Exercise aim
Return each entry exactly, omitting nothing.

Records from a data collection:
────────────────────────────────────────
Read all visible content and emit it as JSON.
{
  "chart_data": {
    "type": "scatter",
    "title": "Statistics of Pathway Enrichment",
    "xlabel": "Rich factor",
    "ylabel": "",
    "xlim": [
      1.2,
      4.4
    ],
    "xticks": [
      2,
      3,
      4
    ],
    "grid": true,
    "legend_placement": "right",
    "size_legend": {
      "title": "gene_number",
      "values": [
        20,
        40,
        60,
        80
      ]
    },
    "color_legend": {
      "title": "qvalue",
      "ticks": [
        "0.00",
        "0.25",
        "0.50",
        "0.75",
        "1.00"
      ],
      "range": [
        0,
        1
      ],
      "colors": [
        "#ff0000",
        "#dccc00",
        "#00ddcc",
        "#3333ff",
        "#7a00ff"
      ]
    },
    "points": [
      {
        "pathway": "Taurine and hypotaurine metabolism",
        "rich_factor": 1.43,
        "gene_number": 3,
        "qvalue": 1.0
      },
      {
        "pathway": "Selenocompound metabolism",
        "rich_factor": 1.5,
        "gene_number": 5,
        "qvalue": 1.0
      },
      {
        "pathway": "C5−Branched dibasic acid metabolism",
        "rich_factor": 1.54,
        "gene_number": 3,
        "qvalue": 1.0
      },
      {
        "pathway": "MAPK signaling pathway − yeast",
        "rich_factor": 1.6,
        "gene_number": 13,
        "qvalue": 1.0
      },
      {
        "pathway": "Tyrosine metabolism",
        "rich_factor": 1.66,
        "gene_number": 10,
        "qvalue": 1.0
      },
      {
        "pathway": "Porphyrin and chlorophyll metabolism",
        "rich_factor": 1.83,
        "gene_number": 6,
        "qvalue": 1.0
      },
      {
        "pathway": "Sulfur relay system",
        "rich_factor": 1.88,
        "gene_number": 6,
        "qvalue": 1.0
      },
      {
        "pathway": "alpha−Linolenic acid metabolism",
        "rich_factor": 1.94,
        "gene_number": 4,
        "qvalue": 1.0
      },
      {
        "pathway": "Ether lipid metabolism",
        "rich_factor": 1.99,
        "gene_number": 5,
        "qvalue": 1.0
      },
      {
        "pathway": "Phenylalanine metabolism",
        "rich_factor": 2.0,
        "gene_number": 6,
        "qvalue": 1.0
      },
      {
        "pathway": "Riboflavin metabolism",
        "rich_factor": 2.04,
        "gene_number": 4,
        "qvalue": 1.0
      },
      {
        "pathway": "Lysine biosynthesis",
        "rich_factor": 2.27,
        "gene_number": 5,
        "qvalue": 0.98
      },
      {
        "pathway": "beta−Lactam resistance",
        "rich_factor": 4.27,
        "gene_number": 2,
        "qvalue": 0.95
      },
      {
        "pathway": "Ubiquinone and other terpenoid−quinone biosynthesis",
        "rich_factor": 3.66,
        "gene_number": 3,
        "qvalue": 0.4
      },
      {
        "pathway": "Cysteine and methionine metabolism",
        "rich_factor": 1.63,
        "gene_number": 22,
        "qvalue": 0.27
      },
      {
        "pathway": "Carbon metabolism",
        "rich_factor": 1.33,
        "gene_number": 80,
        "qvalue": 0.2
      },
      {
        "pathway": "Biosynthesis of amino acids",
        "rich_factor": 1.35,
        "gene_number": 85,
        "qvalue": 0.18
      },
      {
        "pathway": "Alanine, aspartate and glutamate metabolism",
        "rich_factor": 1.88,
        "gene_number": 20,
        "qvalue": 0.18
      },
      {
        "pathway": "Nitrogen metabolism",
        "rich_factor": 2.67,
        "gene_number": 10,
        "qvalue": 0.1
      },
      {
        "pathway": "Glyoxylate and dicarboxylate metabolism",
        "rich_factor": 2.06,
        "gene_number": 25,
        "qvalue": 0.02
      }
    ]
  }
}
────────────────────────────────────────
Final result
Read all visible content and emit it as JSON.
{
  "chart_data": {
    "type": "scatter",
    "title": "Statistics of Pathway Enrichment",
    "xlabel": "Rich factor",
    "ylabel": "",
    "xlim": [
      1.2,
      4.4
    ],
    "xticks": [
      2,
      3,
      4
    ],
    "grid": true,
    "legend_placement": "right",
    "size_legend": {
      "title": "gene_number",
      "values": [
        20,
        40,
        60,
        80
      ]
    },
    "color_legend": {
      "title": "qvalue",
      "ticks": [
        "0.00",
        "0.25",
        "0.50",
        "0.75",
        "1.00"
      ],
      "range": [
        0,
        1
      ],
      "colors": [
        "#ff0000",
        "#dccc00",
        "#00ddcc",
        "#3333ff",
        "#7a00ff"
      ]
    },
    "points": [
      {
        "pathway": "Taurine and hypotaurine metabolism",
        "rich_factor": 1.43,
        "gene_number": 3,
        "qvalue": 1.0
      },
      {
        "pathway": "Selenocompound metabolism",
        "rich_factor": 1.5,
        "gene_number": 5,
        "qvalue": 1.0
      },
      {
        "pathway": "C5−Branched dibasic acid metabolism",
        "rich_factor": 1.54,
        "gene_number": 3,
        "qvalue": 1.0
      },
      {
        "pathway": "MAPK signaling pathway − yeast",
        "rich_factor": 1.6,
        "gene_number": 13,
        "qvalue": 1.0
      },
      {
        "pathway": "Tyrosine metabolism",
        "rich_factor": 1.66,
        "gene_number": 10,
        "qvalue": 1.0
      },
      {
        "pathway": "Porphyrin and chlorophyll metabolism",
        "rich_factor": 1.83,
        "gene_number": 6,
        "qvalue": 1.0
      },
      {
        "pathway": "Sulfur relay system",
        "rich_factor": 1.88,
        "gene_number": 6,
        "qvalue": 1.0
      },
      {
        "pathway": "alpha−Linolenic acid metabolism",
        "rich_factor": 1.94,
        "gene_number": 4,
        "qvalue": 1.0
      },
      {
        "pathway": "Ether lipid metabolism",
        "rich_factor": 1.99,
        "gene_number": 5,
        "qvalue": 1.0
      },
      {
        "pathway": "Phenylalanine metabolism",
        "rich_factor": 2.0,
        "gene_number": 6,
        "qvalue": 1.0
      },
      {
        "pathway": "Riboflavin metabolism",
        "rich_factor": 2.04,
        "gene_number": 4,
        "qvalue": 1.0
      },
      {
        "pathway": "Lysine biosynthesis",
        "rich_factor": 2.27,
        "gene_number": 5,
        "qvalue": 0.98
      },
      {
        "pathway": "beta−Lactam resistance",
        "rich_factor": 4.27,
        "gene_number": 2,
        "qvalue": 0.95
      },
      {
        "pathway": "Ubiquinone and other terpenoid−quinone biosynthesis",
        "rich_factor": 3.66,
        "gene_number": 3,
        "qvalue": 0.4
      },
      {
        "pathway": "Cysteine and methionine metabolism",
        "rich_factor": 1.63,
        "gene_number": 22,
        "qvalue": 0.27
      },
      {
        "pathway": "Carbon metabolism",
        "rich_factor": 1.33,
        "gene_number": 80,
        "qvalue": 0.2
      },
      {
        "pathway": "Biosynthesis of amino acids",
        "rich_factor": 1.35,
        "gene_number": 85,
        "qvalue": 0.18
      },
      {
        "pathway": "Alanine, aspartate and glutamate metabolism",
        "rich_factor": 1.88,
        "gene_number": 20,
        "qvalue": 0.18
      },
      {
        "pathway": "Nitrogen metabolism",
        "rich_factor": 2.67,
        "gene_number": 10,
        "qvalue": 0.1
      },
      {
        "pathway": "Glyoxylate and dicarboxylate metabolism",
        "rich_factor": 2.06,
        "gene_number": 25,
        "qvalue": 0.02
      }
    ]
  }
}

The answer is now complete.